_Exercise task_: Make an exact copy of all the data.

(Dataset records)
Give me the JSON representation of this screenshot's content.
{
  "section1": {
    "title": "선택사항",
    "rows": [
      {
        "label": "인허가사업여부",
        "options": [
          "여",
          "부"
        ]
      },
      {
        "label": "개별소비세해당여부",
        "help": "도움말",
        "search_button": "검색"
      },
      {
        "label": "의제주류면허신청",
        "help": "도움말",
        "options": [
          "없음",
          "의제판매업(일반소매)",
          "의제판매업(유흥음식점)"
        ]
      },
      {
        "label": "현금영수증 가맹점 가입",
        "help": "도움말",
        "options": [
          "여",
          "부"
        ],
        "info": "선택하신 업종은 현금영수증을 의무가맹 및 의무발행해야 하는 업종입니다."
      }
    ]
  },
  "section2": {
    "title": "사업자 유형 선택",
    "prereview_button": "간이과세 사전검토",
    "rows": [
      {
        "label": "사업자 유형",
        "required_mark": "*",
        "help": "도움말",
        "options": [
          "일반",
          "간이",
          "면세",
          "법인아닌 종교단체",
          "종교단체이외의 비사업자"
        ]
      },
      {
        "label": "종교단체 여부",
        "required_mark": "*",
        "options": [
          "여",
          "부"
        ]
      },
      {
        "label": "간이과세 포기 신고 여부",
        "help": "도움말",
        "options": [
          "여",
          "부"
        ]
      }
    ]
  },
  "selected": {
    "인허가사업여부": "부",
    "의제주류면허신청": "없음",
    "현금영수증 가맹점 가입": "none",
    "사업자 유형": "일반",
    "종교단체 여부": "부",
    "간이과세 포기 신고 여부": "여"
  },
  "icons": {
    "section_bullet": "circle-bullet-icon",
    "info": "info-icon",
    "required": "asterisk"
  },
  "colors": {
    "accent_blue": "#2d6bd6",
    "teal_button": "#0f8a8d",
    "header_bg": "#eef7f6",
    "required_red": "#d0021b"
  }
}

_Correct answer_:
Give me the JSON representation of this screenshot's content.
{
  "section1": {
    "title": "선택사항",
    "rows": [
      {
        "label": "인허가사업여부",
        "options": [
          "여",
          "부"
        ]
      },
      {
        "label": "개별소비세해당여부",
        "help": "도움말",
        "search_button": "검색"
      },
      {
        "label": "의제주류면허신청",
        "help": "도움말",
        "options": [
          "없음",
          "의제판매업(일반소매)",
          "의제판매업(유흥음식점)"
        ]
      },
      {
        "label": "현금영수증 가맹점 가입",
        "help": "도움말",
        "options": [
          "여",
          "부"
        ],
        "info": "선택하신 업종은 현금영수증을 의무가맹 및 의무발행해야 하는 업종입니다."
      }
    ]
  },
  "section2": {
    "title": "사업자 유형 선택",
    "prereview_button": "간이과세 사전검토",
    "rows": [
      {
        "label": "사업자 유형",
        "required_mark": "*",
        "help": "도움말",
        "options": [
          "일반",
          "간이",
          "면세",
          "법인아닌 종교단체",
          "종교단체이외의 비사업자"
        ]
      },
      {
        "label": "종교단체 여부",
        "required_mark": "*",
        "options": [
          "여",
          "부"
        ]
      },
      {
        "label": "간이과세 포기 신고 여부",
        "help": "도움말",
        "options": [
          "여",
          "부"
        ]
      }
    ]
  },
  "selected": {
    "인허가사업여부": "부",
    "의제주류면허신청": "없음",
    "현금영수증 가맹점 가입": "none",
    "사업자 유형": "일반",
    "종교단체 여부": "부",
    "간이과세 포기 신고 여부": "여"
  },
  "icons": {
    "section_bullet": "circle-bullet-icon",
    "info": "info-icon",
    "required": "asterisk"
  },
  "colors": {
    "accent_blue": "#2d6bd6",
    "teal_button": "#0f8a8d",
    "header_bg": "#eef7f6",
    "required_red": "#d0021b"
  }
}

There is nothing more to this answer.